§ **DATASET RECORDS**
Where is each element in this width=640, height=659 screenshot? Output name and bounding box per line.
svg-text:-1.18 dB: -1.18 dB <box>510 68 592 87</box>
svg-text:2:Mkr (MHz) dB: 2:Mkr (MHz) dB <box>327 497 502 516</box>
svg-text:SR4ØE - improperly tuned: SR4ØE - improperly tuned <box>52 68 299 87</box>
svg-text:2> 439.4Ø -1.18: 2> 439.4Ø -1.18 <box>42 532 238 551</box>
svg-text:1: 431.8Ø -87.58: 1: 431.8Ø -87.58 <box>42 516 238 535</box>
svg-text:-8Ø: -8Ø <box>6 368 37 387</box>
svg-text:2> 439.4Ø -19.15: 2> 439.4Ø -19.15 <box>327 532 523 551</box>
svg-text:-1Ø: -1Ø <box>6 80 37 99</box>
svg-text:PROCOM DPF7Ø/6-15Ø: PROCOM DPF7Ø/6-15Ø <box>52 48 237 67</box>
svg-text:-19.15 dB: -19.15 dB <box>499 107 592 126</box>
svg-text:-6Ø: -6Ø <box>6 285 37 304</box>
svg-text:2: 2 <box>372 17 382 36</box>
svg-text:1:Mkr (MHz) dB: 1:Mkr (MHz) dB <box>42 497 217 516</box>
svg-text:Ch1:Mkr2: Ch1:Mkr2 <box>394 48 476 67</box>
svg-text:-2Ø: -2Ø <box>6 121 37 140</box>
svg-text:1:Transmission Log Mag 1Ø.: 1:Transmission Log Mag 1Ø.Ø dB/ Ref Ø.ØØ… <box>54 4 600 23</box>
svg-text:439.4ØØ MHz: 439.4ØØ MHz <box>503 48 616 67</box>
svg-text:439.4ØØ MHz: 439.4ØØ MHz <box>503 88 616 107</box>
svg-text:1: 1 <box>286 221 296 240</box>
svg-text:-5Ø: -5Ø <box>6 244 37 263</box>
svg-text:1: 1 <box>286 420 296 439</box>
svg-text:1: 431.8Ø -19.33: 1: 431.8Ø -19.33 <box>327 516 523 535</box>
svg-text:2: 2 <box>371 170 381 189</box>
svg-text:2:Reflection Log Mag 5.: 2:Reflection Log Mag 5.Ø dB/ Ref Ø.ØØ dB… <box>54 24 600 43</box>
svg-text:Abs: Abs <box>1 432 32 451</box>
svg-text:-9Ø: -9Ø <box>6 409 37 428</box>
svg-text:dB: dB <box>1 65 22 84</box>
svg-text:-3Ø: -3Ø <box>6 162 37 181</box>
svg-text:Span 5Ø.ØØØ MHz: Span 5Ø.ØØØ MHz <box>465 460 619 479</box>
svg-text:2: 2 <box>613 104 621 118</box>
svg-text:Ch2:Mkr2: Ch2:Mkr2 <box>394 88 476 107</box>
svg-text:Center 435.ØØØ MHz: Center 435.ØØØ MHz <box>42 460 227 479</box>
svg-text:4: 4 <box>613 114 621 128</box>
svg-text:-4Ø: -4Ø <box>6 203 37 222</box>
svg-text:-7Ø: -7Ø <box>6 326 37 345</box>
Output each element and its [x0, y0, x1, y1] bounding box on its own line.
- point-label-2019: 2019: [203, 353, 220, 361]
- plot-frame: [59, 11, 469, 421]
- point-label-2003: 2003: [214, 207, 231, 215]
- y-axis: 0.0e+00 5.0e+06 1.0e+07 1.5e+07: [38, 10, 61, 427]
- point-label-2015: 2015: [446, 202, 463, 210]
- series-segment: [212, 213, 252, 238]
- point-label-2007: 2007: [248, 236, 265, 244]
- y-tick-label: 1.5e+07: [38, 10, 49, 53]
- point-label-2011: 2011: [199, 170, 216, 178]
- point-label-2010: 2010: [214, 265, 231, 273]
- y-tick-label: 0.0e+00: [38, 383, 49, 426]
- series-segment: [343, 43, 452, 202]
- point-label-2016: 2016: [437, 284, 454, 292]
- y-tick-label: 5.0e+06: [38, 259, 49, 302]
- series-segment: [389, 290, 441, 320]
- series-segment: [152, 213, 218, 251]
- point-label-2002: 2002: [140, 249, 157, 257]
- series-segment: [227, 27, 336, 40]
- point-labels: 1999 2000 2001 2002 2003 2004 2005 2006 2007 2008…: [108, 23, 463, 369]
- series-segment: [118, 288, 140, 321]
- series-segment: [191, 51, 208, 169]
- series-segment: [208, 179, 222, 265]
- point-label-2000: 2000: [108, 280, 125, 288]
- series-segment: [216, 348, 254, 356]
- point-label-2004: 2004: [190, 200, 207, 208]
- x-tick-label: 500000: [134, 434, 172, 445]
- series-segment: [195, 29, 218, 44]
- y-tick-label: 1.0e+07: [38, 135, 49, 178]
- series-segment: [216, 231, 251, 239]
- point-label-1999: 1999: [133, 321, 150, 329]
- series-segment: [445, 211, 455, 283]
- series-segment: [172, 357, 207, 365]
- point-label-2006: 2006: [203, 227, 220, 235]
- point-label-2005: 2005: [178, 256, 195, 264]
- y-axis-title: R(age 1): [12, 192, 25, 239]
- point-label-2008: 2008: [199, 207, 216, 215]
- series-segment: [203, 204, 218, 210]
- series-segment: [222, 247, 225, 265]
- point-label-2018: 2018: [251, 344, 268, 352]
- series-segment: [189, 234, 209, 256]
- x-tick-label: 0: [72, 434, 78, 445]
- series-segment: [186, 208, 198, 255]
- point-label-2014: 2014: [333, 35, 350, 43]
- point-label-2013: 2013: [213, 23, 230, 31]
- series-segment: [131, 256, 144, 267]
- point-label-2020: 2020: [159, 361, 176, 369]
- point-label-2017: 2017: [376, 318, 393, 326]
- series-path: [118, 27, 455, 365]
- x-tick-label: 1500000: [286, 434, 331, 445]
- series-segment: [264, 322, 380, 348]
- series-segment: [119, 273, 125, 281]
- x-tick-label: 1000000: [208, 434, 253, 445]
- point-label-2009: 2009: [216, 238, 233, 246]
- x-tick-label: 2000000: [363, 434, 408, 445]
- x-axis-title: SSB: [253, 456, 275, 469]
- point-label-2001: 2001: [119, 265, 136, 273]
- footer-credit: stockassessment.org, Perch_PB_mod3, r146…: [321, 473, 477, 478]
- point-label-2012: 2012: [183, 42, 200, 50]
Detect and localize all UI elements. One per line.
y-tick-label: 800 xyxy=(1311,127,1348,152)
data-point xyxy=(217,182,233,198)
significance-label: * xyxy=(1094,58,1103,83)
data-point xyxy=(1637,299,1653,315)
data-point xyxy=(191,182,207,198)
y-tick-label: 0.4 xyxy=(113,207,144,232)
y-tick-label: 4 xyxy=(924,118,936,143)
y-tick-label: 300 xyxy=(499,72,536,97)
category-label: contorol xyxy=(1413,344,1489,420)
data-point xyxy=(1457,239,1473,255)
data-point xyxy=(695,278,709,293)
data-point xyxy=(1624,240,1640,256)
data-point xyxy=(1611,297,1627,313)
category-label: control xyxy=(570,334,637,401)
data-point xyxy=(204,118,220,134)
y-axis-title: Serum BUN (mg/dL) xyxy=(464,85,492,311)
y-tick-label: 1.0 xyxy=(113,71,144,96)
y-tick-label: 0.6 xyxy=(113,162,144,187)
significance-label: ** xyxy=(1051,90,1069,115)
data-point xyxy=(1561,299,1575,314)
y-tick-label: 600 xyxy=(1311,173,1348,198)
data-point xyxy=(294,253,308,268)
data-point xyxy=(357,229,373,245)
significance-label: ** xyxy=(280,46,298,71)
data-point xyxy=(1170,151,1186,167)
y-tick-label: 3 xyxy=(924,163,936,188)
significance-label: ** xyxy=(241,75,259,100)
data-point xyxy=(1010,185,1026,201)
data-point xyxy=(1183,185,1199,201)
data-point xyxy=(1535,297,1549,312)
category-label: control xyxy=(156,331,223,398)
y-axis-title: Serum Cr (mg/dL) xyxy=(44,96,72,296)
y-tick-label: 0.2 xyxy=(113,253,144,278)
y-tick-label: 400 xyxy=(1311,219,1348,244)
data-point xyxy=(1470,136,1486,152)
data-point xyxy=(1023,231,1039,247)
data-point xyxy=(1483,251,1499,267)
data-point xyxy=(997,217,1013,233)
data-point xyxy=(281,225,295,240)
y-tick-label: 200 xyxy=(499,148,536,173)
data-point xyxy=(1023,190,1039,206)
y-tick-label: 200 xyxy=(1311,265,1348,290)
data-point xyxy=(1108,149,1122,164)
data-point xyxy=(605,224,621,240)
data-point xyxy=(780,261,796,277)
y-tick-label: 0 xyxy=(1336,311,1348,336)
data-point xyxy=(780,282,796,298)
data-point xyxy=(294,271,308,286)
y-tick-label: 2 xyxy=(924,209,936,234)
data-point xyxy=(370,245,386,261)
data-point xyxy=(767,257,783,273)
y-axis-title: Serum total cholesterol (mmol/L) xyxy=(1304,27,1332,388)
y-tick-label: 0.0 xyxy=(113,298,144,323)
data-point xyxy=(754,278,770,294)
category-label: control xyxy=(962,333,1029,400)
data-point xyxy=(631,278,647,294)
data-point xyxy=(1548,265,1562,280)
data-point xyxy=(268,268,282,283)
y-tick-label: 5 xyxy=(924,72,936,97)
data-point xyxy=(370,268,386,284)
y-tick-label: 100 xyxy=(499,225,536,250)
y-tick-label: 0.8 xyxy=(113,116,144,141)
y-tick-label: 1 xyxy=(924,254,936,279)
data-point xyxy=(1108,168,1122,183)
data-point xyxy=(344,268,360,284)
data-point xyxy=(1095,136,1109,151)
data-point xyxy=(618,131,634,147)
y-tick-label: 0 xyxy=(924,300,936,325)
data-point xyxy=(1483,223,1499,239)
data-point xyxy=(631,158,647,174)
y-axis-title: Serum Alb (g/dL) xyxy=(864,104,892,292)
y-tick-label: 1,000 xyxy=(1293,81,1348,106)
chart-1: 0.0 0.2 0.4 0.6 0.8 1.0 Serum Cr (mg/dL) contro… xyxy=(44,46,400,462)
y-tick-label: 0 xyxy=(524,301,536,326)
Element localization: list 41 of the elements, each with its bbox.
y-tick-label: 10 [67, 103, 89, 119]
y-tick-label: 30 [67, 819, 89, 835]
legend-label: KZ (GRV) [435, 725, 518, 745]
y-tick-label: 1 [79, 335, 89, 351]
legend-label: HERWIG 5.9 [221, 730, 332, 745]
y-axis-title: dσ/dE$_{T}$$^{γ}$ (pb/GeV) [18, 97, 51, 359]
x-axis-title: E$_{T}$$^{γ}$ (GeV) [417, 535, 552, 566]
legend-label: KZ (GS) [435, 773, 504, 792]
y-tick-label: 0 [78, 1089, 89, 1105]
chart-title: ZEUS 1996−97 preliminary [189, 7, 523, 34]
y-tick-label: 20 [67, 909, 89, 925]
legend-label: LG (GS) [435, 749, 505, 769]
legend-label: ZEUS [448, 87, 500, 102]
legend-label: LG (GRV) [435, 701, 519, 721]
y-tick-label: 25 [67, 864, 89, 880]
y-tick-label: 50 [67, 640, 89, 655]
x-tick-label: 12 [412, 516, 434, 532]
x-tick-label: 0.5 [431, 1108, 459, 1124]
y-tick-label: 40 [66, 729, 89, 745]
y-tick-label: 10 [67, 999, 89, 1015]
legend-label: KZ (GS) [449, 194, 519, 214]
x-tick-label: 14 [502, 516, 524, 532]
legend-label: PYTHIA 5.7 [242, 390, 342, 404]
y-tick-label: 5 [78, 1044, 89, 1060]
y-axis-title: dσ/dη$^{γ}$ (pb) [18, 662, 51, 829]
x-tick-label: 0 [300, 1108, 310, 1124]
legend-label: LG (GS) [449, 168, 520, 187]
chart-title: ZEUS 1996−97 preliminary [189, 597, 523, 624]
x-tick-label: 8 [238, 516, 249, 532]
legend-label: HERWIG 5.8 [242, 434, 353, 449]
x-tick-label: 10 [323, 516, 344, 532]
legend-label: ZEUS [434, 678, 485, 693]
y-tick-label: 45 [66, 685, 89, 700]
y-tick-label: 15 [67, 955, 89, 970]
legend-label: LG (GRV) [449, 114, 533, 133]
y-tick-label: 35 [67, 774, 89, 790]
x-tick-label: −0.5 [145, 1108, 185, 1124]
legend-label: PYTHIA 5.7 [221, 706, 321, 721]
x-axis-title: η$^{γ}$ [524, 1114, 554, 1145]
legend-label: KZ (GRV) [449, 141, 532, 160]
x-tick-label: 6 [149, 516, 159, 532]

§ **WRITTEN PROBLEM**
Pull out every line of the records above that contains the string "chart", treating uppercase and lowercase letters as different.

§ **WRITTEN ANSWER**
chart-1: 0.0 0.2 0.4 0.6 0.8 1.0 Serum Cr (mg/dL) contro… xyxy=(44,46,400,462)
chart-title: ZEUS 1996−97 preliminary [189, 7, 523, 34]
chart-title: ZEUS 1996−97 preliminary [189, 597, 523, 624]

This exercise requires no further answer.